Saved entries
---
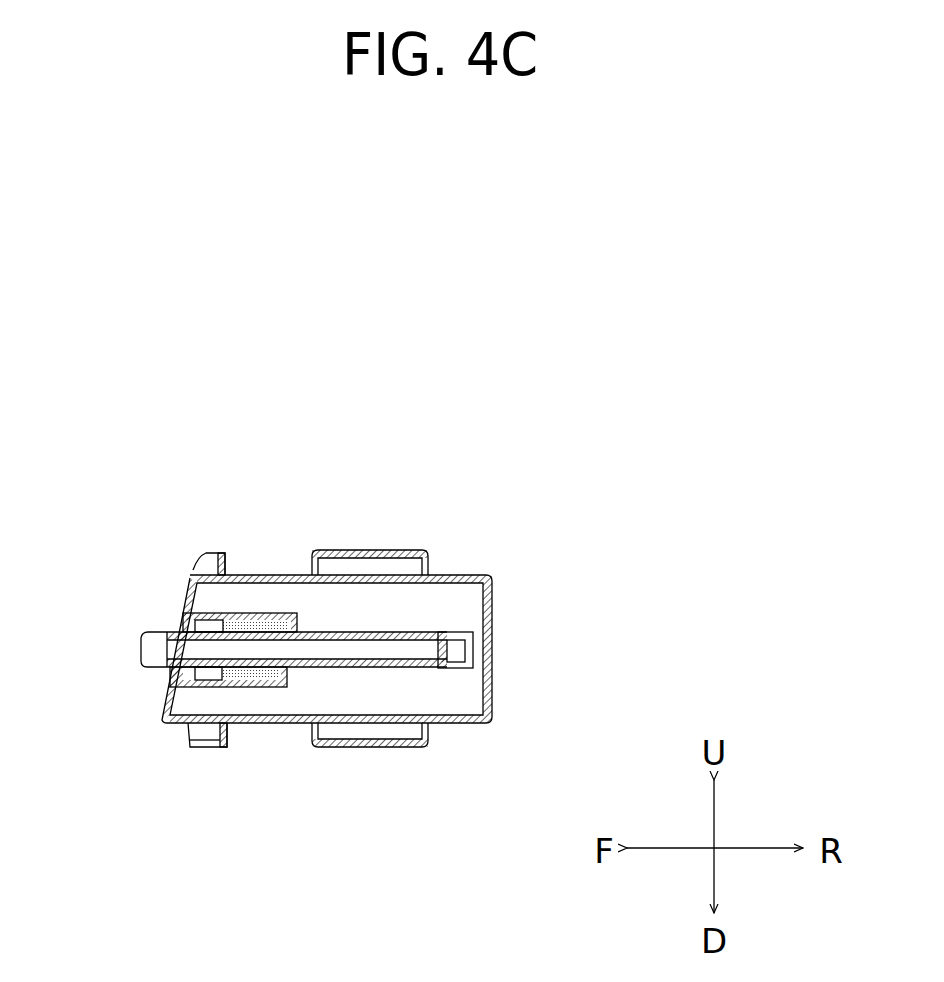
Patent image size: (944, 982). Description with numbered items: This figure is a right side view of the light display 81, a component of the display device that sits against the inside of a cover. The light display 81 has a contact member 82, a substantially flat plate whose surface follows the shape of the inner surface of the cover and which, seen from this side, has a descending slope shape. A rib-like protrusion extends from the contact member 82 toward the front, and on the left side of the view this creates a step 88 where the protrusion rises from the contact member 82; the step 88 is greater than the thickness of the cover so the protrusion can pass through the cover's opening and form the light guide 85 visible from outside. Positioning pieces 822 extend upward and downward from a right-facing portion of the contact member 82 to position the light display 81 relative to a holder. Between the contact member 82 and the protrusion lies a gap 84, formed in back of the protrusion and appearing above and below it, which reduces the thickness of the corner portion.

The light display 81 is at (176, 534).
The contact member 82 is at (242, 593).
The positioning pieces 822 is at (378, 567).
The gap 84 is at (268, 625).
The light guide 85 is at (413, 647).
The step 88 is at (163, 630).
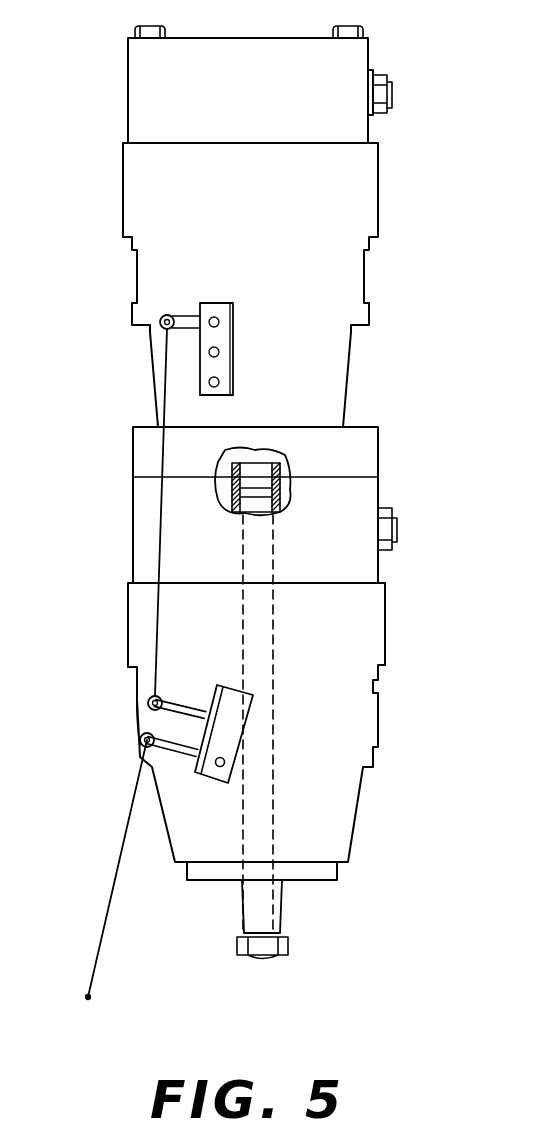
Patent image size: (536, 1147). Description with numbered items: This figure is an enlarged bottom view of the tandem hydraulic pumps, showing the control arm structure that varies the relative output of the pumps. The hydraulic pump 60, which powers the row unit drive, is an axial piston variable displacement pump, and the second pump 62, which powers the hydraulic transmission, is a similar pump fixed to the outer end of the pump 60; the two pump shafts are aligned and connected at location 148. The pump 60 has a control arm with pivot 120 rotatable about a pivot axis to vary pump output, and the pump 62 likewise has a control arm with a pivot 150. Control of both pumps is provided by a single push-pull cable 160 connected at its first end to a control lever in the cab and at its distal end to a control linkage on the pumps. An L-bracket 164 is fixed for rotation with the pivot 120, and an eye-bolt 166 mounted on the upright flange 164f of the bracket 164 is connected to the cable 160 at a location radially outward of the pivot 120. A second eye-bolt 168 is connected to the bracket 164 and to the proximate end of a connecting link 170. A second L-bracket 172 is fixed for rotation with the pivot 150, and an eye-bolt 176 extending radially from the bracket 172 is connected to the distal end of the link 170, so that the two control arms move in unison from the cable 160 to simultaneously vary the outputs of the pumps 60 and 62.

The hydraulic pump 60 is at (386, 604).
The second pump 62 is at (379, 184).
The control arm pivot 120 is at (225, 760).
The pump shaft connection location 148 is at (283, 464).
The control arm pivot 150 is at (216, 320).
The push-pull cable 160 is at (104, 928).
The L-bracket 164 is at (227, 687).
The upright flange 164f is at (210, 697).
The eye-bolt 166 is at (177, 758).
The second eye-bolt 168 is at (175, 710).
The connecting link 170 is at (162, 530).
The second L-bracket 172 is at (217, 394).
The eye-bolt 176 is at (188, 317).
---
Please rewrite all the records above with "Description with numbered items" swapped for "Description with labeled parts" everywhere it occurs, changing nothing else, and omit the pictures from your answer.

Expected output:
Patent image size: (944, 982). Description with labeled parts: This figure is a right side view of the light display 81, a component of the display device that sits against the inside of a cover. The light display 81 has a contact member 82, a substantially flat plate whose surface follows the shape of the inner surface of the cover and which, seen from this side, has a descending slope shape. A rib-like protrusion extends from the contact member 82 toward the front, and on the left side of the view this creates a step 88 where the protrusion rises from the contact member 82; the step 88 is greater than the thickness of the cover so the protrusion can pass through the cover's opening and form the light guide 85 visible from outside. Positioning pieces 822 extend upward and downward from a right-facing portion of the contact member 82 to position the light display 81 relative to a holder. Between the contact member 82 and the protrusion lies a gap 84, formed in back of the protrusion and appearing above and below it, which reduces the thickness of the corner portion.

The light display 81 is at (176, 534).
The contact member 82 is at (242, 593).
The positioning pieces 822 is at (378, 567).
The gap 84 is at (268, 625).
The light guide 85 is at (413, 647).
The step 88 is at (163, 630).
Patent image size: (536, 1147). Description with labeled parts: This figure is an enlarged bottom view of the tandem hydraulic pumps, showing the control arm structure that varies the relative output of the pumps. The hydraulic pump 60, which powers the row unit drive, is an axial piston variable displacement pump, and the second pump 62, which powers the hydraulic transmission, is a similar pump fixed to the outer end of the pump 60; the two pump shafts are aligned and connected at location 148. The pump 60 has a control arm with pivot 120 rotatable about a pivot axis to vary pump output, and the pump 62 likewise has a control arm with a pivot 150. Control of both pumps is provided by a single push-pull cable 160 connected at its first end to a control lever in the cab and at its distal end to a control linkage on the pumps. An L-bracket 164 is fixed for rotation with the pivot 120, and an eye-bolt 166 mounted on the upright flange 164f of the bracket 164 is connected to the cable 160 at a location radially outward of the pivot 120. A second eye-bolt 168 is connected to the bracket 164 and to the proximate end of a connecting link 170. A second L-bracket 172 is fixed for rotation with the pivot 150, and an eye-bolt 176 extending radially from the bracket 172 is connected to the distal end of the link 170, so that the two control arms move in unison from the cable 160 to simultaneously vary the outputs of the pumps 60 and 62.

The hydraulic pump 60 is at (386, 604).
The second pump 62 is at (379, 184).
The control arm pivot 120 is at (225, 760).
The pump shaft connection location 148 is at (283, 464).
The control arm pivot 150 is at (216, 320).
The push-pull cable 160 is at (104, 928).
The L-bracket 164 is at (227, 687).
The upright flange 164f is at (210, 697).
The eye-bolt 166 is at (177, 758).
The second eye-bolt 168 is at (175, 710).
The connecting link 170 is at (162, 530).
The second L-bracket 172 is at (217, 394).
The eye-bolt 176 is at (188, 317).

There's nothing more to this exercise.